▶ [Set problem]:
Write out each line beneath this one exactly as it reads.

Data excerpts
·····

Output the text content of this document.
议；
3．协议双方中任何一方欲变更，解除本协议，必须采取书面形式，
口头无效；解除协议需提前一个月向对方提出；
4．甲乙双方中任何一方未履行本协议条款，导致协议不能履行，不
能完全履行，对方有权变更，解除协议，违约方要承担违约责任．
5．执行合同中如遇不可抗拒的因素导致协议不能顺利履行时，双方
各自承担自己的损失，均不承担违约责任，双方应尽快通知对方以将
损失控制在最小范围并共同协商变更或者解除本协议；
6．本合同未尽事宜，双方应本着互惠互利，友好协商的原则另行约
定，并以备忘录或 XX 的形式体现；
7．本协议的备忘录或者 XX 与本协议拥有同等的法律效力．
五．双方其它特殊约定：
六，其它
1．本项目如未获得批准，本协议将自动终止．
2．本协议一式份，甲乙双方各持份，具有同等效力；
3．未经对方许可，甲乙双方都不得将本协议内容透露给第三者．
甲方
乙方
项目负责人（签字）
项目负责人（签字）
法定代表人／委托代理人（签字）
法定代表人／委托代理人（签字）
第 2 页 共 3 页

·····

▶ [Reply to the task]:
Output the text content of this document.
议；
3．协议双方中任何一方欲变更，解除本协议，必须采取书面形式，
口头无效；解除协议需提前一个月向对方提出；
4．甲乙双方中任何一方未履行本协议条款，导致协议不能履行，不
能完全履行，对方有权变更，解除协议，违约方要承担违约责任．
5．执行合同中如遇不可抗拒的因素导致协议不能顺利履行时，双方
各自承担自己的损失，均不承担违约责任，双方应尽快通知对方以将
损失控制在最小范围并共同协商变更或者解除本协议；
6．本合同未尽事宜，双方应本着互惠互利，友好协商的原则另行约
定，并以备忘录或 XX 的形式体现；
7．本协议的备忘录或者 XX 与本协议拥有同等的法律效力．
五．双方其它特殊约定：
六，其它
1．本项目如未获得批准，本协议将自动终止．
2．本协议一式份，甲乙双方各持份，具有同等效力；
3．未经对方许可，甲乙双方都不得将本协议内容透露给第三者．
甲方
乙方
项目负责人（签字）
项目负责人（签字）
法定代表人／委托代理人（签字）
法定代表人／委托代理人（签字）
第 2 页 共 3 页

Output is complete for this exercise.